Begin RECORDS SHOWN

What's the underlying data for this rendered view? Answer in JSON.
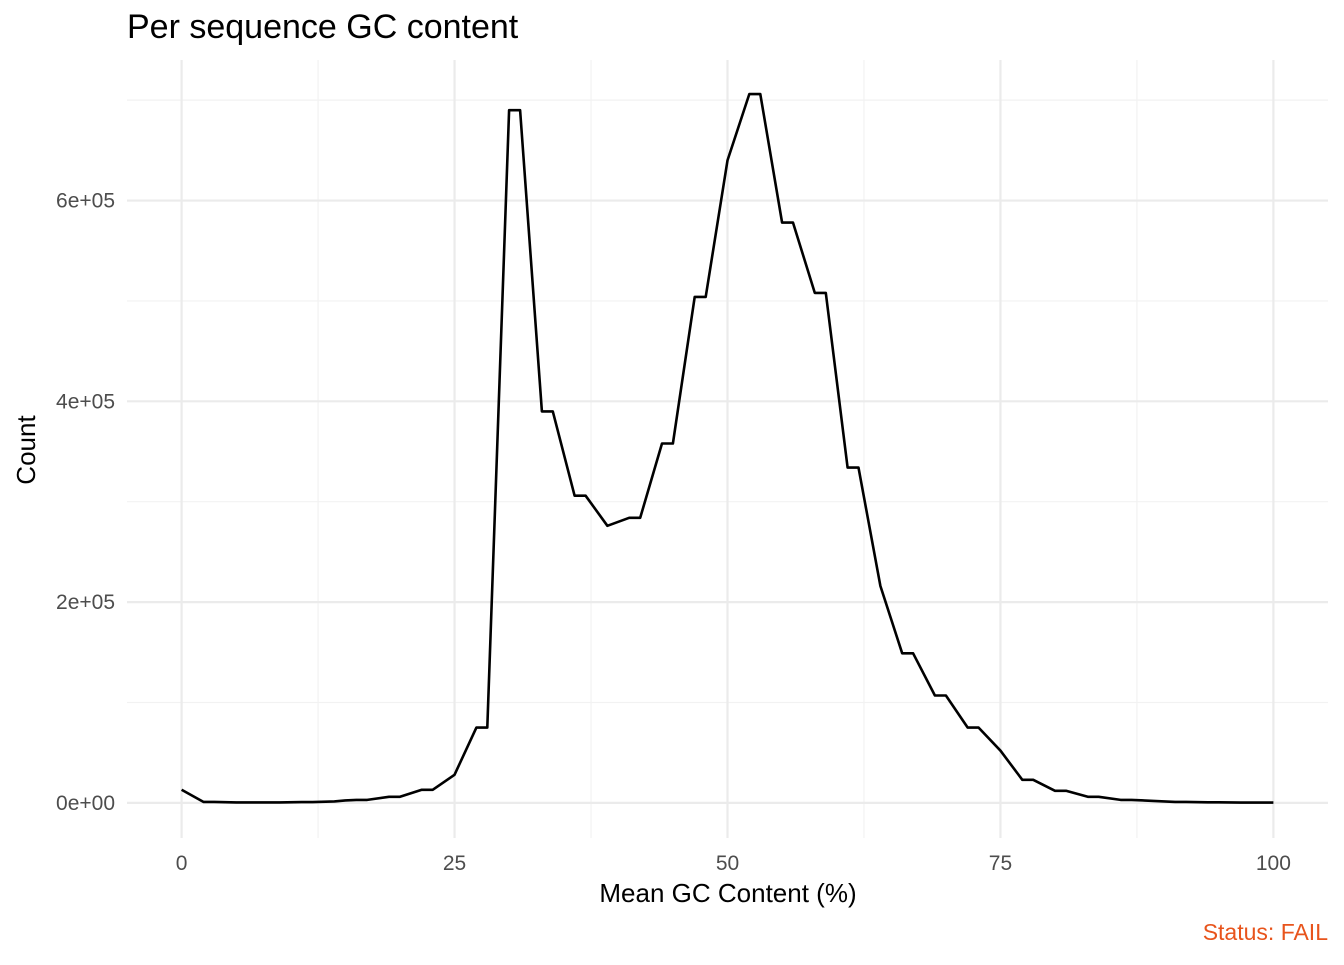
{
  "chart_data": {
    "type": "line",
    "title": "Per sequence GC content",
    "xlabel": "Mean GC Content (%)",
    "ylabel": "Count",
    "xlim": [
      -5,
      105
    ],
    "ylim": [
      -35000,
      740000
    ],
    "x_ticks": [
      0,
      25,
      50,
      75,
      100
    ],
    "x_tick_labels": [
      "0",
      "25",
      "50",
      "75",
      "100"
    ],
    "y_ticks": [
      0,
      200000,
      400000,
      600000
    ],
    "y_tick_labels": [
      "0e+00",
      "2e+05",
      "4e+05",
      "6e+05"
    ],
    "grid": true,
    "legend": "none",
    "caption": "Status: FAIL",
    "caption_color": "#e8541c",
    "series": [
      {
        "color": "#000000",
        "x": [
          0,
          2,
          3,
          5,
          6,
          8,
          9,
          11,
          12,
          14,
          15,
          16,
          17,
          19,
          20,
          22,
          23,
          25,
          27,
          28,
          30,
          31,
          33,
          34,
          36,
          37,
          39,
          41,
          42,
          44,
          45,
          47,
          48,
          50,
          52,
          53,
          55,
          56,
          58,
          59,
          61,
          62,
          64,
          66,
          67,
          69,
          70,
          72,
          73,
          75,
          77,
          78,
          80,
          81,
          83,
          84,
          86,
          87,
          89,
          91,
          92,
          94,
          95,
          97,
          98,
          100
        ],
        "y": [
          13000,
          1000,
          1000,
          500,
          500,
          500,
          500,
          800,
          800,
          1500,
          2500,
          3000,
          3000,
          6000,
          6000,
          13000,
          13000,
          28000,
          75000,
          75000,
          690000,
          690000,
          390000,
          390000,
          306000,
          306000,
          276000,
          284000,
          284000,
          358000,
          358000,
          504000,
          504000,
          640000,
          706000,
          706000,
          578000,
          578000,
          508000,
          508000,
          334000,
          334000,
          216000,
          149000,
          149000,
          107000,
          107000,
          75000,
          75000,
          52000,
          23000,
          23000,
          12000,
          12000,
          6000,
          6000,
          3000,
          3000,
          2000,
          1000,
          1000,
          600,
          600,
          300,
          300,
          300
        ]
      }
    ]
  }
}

End RECORDS SHOWN

WHAT YOU WILL DO:
Set the entries down again exactly. Do not include the images.

COMPLETED TASK:
What's the underlying data for this rendered view? Answer in JSON.
{
  "chart_data": {
    "type": "line",
    "title": "Per sequence GC content",
    "xlabel": "Mean GC Content (%)",
    "ylabel": "Count",
    "xlim": [
      -5,
      105
    ],
    "ylim": [
      -35000,
      740000
    ],
    "x_ticks": [
      0,
      25,
      50,
      75,
      100
    ],
    "x_tick_labels": [
      "0",
      "25",
      "50",
      "75",
      "100"
    ],
    "y_ticks": [
      0,
      200000,
      400000,
      600000
    ],
    "y_tick_labels": [
      "0e+00",
      "2e+05",
      "4e+05",
      "6e+05"
    ],
    "grid": true,
    "legend": "none",
    "caption": "Status: FAIL",
    "caption_color": "#e8541c",
    "series": [
      {
        "color": "#000000",
        "x": [
          0,
          2,
          3,
          5,
          6,
          8,
          9,
          11,
          12,
          14,
          15,
          16,
          17,
          19,
          20,
          22,
          23,
          25,
          27,
          28,
          30,
          31,
          33,
          34,
          36,
          37,
          39,
          41,
          42,
          44,
          45,
          47,
          48,
          50,
          52,
          53,
          55,
          56,
          58,
          59,
          61,
          62,
          64,
          66,
          67,
          69,
          70,
          72,
          73,
          75,
          77,
          78,
          80,
          81,
          83,
          84,
          86,
          87,
          89,
          91,
          92,
          94,
          95,
          97,
          98,
          100
        ],
        "y": [
          13000,
          1000,
          1000,
          500,
          500,
          500,
          500,
          800,
          800,
          1500,
          2500,
          3000,
          3000,
          6000,
          6000,
          13000,
          13000,
          28000,
          75000,
          75000,
          690000,
          690000,
          390000,
          390000,
          306000,
          306000,
          276000,
          284000,
          284000,
          358000,
          358000,
          504000,
          504000,
          640000,
          706000,
          706000,
          578000,
          578000,
          508000,
          508000,
          334000,
          334000,
          216000,
          149000,
          149000,
          107000,
          107000,
          75000,
          75000,
          52000,
          23000,
          23000,
          12000,
          12000,
          6000,
          6000,
          3000,
          3000,
          2000,
          1000,
          1000,
          600,
          600,
          300,
          300,
          300
        ]
      }
    ]
  }
}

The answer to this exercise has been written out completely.